## GIVEN TASK
Scan the data below for the string "team". Show every line where it turns up.

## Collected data
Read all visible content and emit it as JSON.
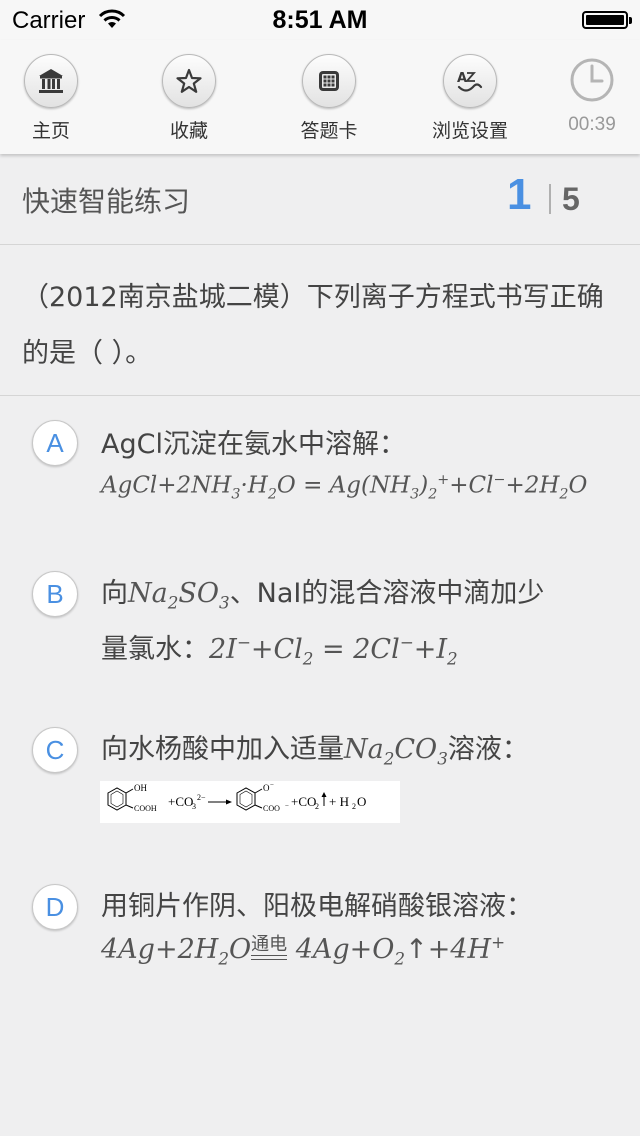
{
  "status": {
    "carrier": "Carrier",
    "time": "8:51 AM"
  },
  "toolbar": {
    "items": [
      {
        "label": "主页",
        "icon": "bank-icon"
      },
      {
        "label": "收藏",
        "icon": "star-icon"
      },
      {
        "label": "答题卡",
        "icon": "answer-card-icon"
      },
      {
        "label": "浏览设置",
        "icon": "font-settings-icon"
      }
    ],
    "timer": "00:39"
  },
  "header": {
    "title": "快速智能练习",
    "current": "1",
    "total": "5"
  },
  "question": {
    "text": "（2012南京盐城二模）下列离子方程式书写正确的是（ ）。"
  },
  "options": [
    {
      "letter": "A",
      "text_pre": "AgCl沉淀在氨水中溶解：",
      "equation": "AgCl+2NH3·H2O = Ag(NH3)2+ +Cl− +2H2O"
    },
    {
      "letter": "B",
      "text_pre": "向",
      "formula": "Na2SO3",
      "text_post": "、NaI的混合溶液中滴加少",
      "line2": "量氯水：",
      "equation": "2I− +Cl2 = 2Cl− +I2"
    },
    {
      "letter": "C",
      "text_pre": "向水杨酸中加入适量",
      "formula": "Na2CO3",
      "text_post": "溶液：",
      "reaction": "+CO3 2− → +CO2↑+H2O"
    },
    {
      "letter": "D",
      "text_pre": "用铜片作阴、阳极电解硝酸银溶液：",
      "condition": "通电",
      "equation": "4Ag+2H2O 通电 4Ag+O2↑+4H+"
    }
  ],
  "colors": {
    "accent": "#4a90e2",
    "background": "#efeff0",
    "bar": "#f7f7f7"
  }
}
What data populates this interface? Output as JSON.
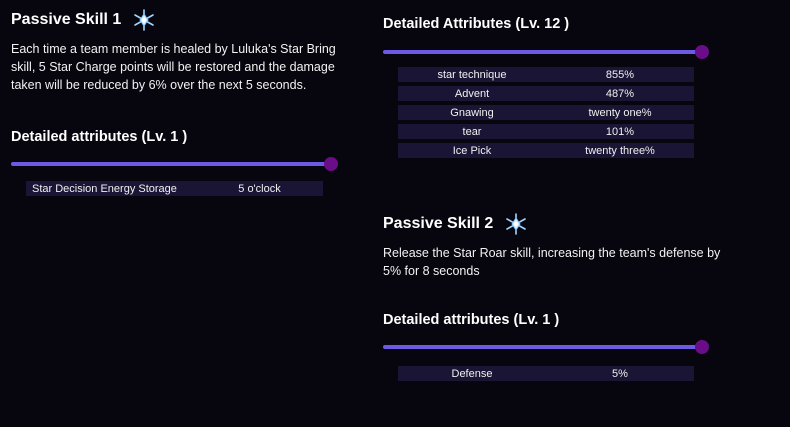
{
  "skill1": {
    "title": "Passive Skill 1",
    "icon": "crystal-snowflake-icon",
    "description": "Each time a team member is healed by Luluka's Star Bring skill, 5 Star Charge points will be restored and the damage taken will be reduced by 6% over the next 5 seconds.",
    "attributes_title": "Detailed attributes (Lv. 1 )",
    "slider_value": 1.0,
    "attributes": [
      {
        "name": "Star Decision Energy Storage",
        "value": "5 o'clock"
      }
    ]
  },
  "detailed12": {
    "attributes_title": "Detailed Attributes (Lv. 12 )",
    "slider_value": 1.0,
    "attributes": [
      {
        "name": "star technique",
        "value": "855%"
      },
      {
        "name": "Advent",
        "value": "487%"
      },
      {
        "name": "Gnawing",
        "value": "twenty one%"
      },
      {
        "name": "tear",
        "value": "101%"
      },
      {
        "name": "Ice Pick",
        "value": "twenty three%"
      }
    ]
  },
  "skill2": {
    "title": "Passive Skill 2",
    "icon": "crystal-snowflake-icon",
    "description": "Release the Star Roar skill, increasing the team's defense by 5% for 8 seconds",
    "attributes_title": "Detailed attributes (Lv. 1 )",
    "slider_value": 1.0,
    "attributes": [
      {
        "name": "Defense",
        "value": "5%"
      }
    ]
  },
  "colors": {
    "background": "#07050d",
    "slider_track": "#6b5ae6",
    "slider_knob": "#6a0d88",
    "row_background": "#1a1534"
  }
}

* * *

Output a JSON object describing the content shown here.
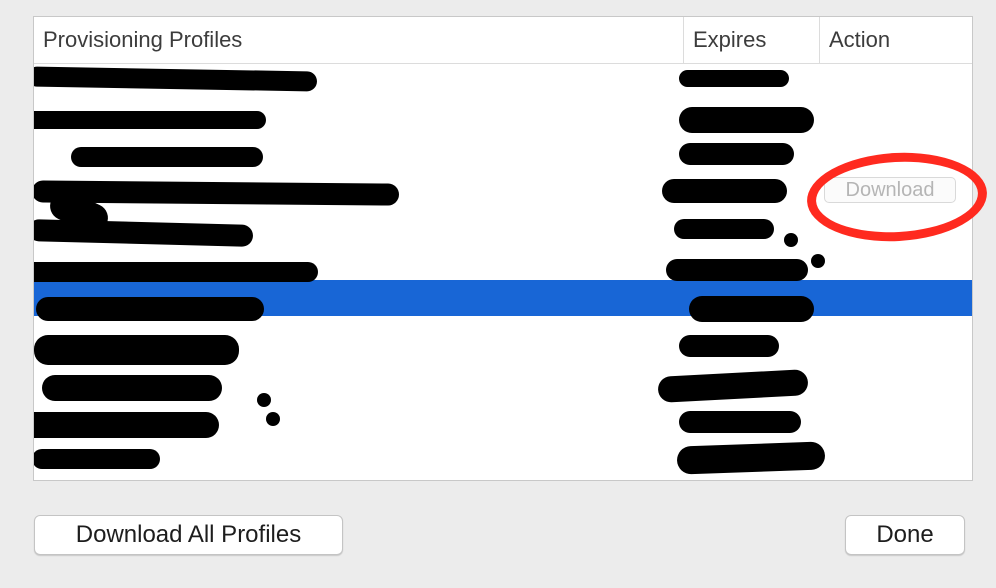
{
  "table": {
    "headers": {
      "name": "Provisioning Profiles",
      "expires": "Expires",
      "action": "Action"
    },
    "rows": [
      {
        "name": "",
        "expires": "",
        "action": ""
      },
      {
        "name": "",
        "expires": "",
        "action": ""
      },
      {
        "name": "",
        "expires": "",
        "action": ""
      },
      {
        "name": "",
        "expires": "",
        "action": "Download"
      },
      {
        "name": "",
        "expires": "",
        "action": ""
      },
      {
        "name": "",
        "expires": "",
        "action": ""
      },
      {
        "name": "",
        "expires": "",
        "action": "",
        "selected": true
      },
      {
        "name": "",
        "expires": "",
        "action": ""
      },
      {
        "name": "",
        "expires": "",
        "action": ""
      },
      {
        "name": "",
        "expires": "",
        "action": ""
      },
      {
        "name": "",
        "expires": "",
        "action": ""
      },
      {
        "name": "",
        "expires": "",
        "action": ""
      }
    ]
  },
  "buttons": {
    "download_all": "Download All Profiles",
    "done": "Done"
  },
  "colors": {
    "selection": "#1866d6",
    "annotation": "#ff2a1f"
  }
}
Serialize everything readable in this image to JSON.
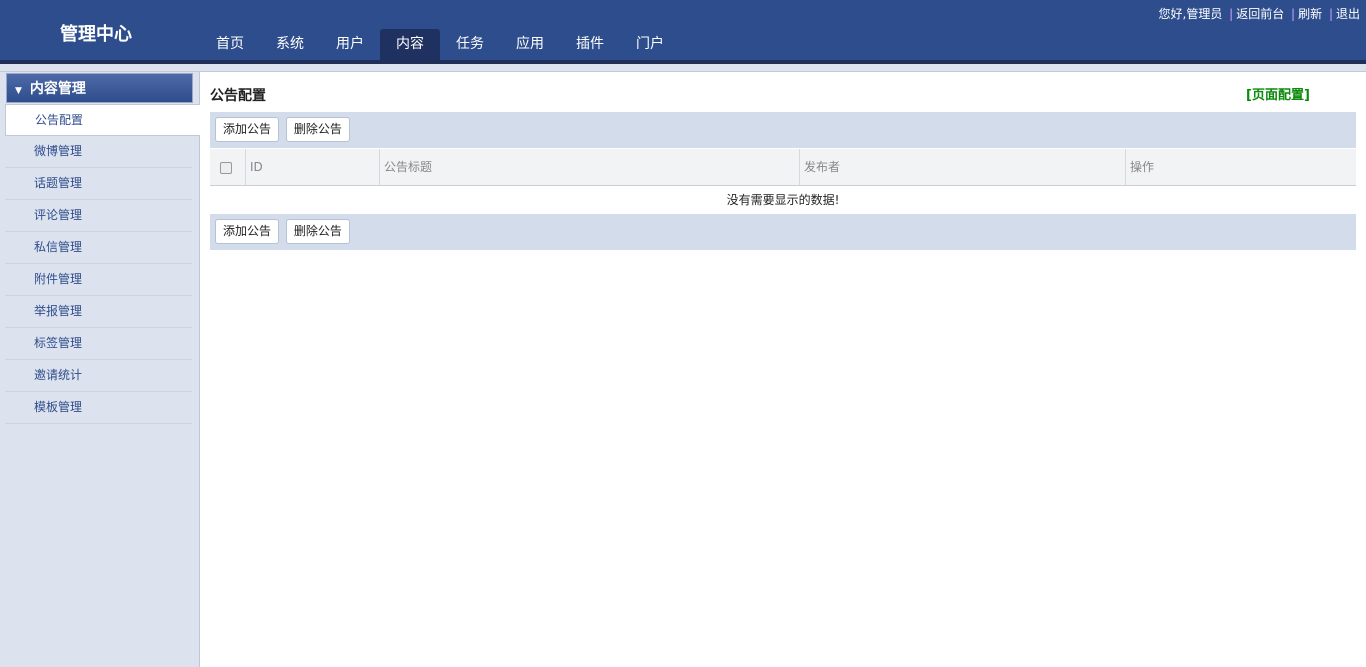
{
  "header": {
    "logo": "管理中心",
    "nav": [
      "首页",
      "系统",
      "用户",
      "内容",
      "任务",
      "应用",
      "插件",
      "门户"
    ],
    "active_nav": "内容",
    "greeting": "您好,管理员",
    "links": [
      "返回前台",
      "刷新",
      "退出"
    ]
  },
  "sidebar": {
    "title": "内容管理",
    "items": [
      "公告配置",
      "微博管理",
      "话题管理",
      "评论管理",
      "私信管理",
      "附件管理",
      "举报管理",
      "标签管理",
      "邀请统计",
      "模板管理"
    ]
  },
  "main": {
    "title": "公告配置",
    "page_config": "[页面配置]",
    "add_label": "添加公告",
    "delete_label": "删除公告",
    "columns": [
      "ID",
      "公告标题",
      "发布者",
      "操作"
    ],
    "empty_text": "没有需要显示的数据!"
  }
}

## RESPONSE
    "description": "Each time a team member is healed by Luluka's Star Bring skill, 5 Star Charge points will be restored and the damage taken will be reduced by 6% over the next 5 seconds.",
    "description": "Release the Star Roar skill, increasing the team's defense by 5% for 8 seconds",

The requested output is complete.